═════ MATERIAL SUPPLIED

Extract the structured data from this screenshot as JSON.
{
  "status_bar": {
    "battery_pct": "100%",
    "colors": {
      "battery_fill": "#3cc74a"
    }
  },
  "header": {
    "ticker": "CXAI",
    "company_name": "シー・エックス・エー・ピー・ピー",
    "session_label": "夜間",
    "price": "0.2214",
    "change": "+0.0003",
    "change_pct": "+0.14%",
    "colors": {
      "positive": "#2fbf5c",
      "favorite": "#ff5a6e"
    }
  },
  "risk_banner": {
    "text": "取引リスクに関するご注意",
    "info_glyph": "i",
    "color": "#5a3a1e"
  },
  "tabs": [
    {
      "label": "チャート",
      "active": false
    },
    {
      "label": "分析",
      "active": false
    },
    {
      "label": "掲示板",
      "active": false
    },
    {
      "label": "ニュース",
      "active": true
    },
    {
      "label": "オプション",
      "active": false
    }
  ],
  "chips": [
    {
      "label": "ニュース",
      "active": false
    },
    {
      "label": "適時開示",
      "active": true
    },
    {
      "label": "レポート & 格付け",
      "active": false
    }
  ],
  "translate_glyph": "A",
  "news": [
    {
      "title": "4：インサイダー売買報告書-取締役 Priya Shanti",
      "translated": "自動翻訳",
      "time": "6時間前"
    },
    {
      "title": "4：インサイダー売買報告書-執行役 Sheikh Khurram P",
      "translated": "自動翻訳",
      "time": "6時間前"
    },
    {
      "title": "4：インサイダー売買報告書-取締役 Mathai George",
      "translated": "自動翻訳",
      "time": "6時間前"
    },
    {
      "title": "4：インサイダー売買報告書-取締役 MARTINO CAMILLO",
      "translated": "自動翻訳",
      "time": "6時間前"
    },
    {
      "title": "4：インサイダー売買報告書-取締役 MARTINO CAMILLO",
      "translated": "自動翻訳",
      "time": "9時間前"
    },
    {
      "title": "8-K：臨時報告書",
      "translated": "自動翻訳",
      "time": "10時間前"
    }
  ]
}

══════════

## WHAT TO WORK ON
Above are the records. Identify each line that contains the word "title".

## TASK SOLUTION
      "title": "4：インサイダー売買報告書-取締役 Priya Shanti",
      "title": "4：インサイダー売買報告書-執行役 Sheikh Khurram P",
      "title": "4：インサイダー売買報告書-取締役 Mathai George",
      "title": "4：インサイダー売買報告書-取締役 MARTINO CAMILLO",
      "title": "4：インサイダー売買報告書-取締役 MARTINO CAMILLO",
      "title": "8-K：臨時報告書",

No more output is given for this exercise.